WHAT NEEDS TO BE DONE: Images should be left out, and everything else in the listing reproduced exactly.

RECORDS FOR THE TASK:
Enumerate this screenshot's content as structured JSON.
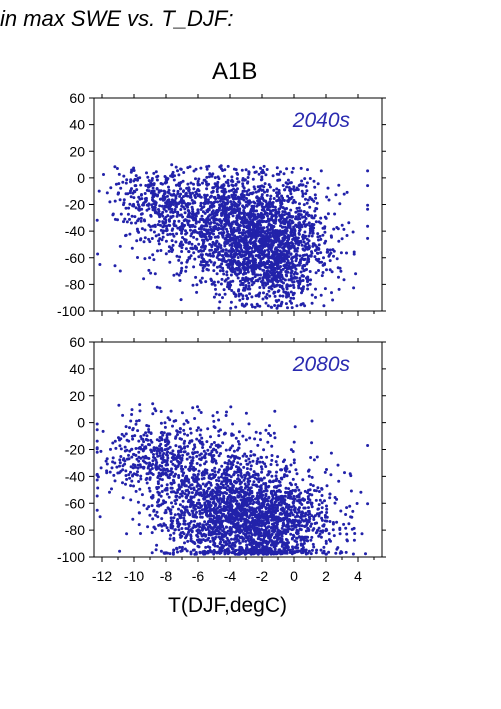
{
  "figure": {
    "title": "in max SWE vs. T_DJF:",
    "scenario": "A1B",
    "xlabel": "T(DJF,degC)"
  },
  "colors": {
    "points": "#2222aa",
    "label": "#2a2ab0",
    "axis": "#000000"
  },
  "chart_data": [
    {
      "type": "scatter",
      "annotation": "2040s",
      "xlim": [
        -12.5,
        5.5
      ],
      "ylim": [
        -100,
        60
      ],
      "yticks": [
        60,
        40,
        20,
        0,
        -20,
        -40,
        -60,
        -80,
        -100
      ],
      "grid": false,
      "approx_points": 3000,
      "clusters": [
        {
          "x_mean": -3.5,
          "x_sd": 2.6,
          "y_mean": -35,
          "y_sd": 20,
          "weight": 0.55
        },
        {
          "x_mean": -1.5,
          "x_sd": 1.8,
          "y_mean": -60,
          "y_sd": 18,
          "weight": 0.35
        },
        {
          "x_mean": -8.5,
          "x_sd": 1.5,
          "y_mean": -15,
          "y_sd": 12,
          "weight": 0.1
        }
      ],
      "y_upper_bound_approx": 10
    },
    {
      "type": "scatter",
      "annotation": "2080s",
      "xlim": [
        -12.5,
        5.5
      ],
      "ylim": [
        -100,
        60
      ],
      "xticks": [
        -12,
        -10,
        -8,
        -6,
        -4,
        -2,
        0,
        2,
        4
      ],
      "yticks": [
        60,
        40,
        20,
        0,
        -20,
        -40,
        -60,
        -80,
        -100
      ],
      "grid": false,
      "approx_points": 3000,
      "clusters": [
        {
          "x_mean": -2.5,
          "x_sd": 2.4,
          "y_mean": -75,
          "y_sd": 18,
          "weight": 0.6
        },
        {
          "x_mean": -5.0,
          "x_sd": 2.6,
          "y_mean": -45,
          "y_sd": 22,
          "weight": 0.3
        },
        {
          "x_mean": -9.0,
          "x_sd": 1.6,
          "y_mean": -25,
          "y_sd": 15,
          "weight": 0.1
        }
      ],
      "y_upper_bound_approx": 15
    }
  ]
}
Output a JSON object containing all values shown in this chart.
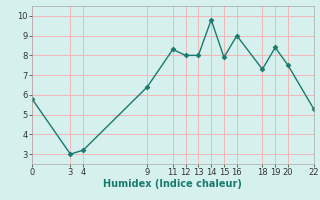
{
  "x": [
    0,
    3,
    4,
    9,
    11,
    12,
    13,
    14,
    15,
    16,
    18,
    19,
    20,
    22
  ],
  "y": [
    5.8,
    3.0,
    3.2,
    6.4,
    8.3,
    8.0,
    8.0,
    9.8,
    7.9,
    9.0,
    7.3,
    8.4,
    7.5,
    5.3
  ],
  "xlim": [
    0,
    22
  ],
  "ylim": [
    2.5,
    10.5
  ],
  "xticks": [
    0,
    3,
    4,
    9,
    11,
    12,
    13,
    14,
    15,
    16,
    18,
    19,
    20,
    22
  ],
  "yticks": [
    3,
    4,
    5,
    6,
    7,
    8,
    9,
    10
  ],
  "xlabel": "Humidex (Indice chaleur)",
  "line_color": "#1a7a6e",
  "bg_color": "#d6f0ed",
  "grid_color": "#f0b8b8",
  "tick_fontsize": 6,
  "xlabel_fontsize": 7
}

WRITTEN RESPONSE:
Enumerate this screenshot's content as structured JSON.
{
  "figure": {
    "title": "in max SWE vs. T_DJF:",
    "scenario": "A1B",
    "xlabel": "T(DJF,degC)"
  },
  "colors": {
    "points": "#2222aa",
    "label": "#2a2ab0",
    "axis": "#000000"
  },
  "chart_data": [
    {
      "type": "scatter",
      "annotation": "2040s",
      "xlim": [
        -12.5,
        5.5
      ],
      "ylim": [
        -100,
        60
      ],
      "yticks": [
        60,
        40,
        20,
        0,
        -20,
        -40,
        -60,
        -80,
        -100
      ],
      "grid": false,
      "approx_points": 3000,
      "clusters": [
        {
          "x_mean": -3.5,
          "x_sd": 2.6,
          "y_mean": -35,
          "y_sd": 20,
          "weight": 0.55
        },
        {
          "x_mean": -1.5,
          "x_sd": 1.8,
          "y_mean": -60,
          "y_sd": 18,
          "weight": 0.35
        },
        {
          "x_mean": -8.5,
          "x_sd": 1.5,
          "y_mean": -15,
          "y_sd": 12,
          "weight": 0.1
        }
      ],
      "y_upper_bound_approx": 10
    },
    {
      "type": "scatter",
      "annotation": "2080s",
      "xlim": [
        -12.5,
        5.5
      ],
      "ylim": [
        -100,
        60
      ],
      "xticks": [
        -12,
        -10,
        -8,
        -6,
        -4,
        -2,
        0,
        2,
        4
      ],
      "yticks": [
        60,
        40,
        20,
        0,
        -20,
        -40,
        -60,
        -80,
        -100
      ],
      "grid": false,
      "approx_points": 3000,
      "clusters": [
        {
          "x_mean": -2.5,
          "x_sd": 2.4,
          "y_mean": -75,
          "y_sd": 18,
          "weight": 0.6
        },
        {
          "x_mean": -5.0,
          "x_sd": 2.6,
          "y_mean": -45,
          "y_sd": 22,
          "weight": 0.3
        },
        {
          "x_mean": -9.0,
          "x_sd": 1.6,
          "y_mean": -25,
          "y_sd": 15,
          "weight": 0.1
        }
      ],
      "y_upper_bound_approx": 15
    }
  ]
}
Output a JSON object containing all values shown in this chart.
{
  "x": [
    0,
    3,
    4,
    9,
    11,
    12,
    13,
    14,
    15,
    16,
    18,
    19,
    20,
    22
  ],
  "y": [
    5.8,
    3.0,
    3.2,
    6.4,
    8.3,
    8.0,
    8.0,
    9.8,
    7.9,
    9.0,
    7.3,
    8.4,
    7.5,
    5.3
  ],
  "xlim": [
    0,
    22
  ],
  "ylim": [
    2.5,
    10.5
  ],
  "xticks": [
    0,
    3,
    4,
    9,
    11,
    12,
    13,
    14,
    15,
    16,
    18,
    19,
    20,
    22
  ],
  "yticks": [
    3,
    4,
    5,
    6,
    7,
    8,
    9,
    10
  ],
  "xlabel": "Humidex (Indice chaleur)",
  "line_color": "#1a7a6e",
  "bg_color": "#d6f0ed",
  "grid_color": "#f0b8b8",
  "tick_fontsize": 6,
  "xlabel_fontsize": 7
}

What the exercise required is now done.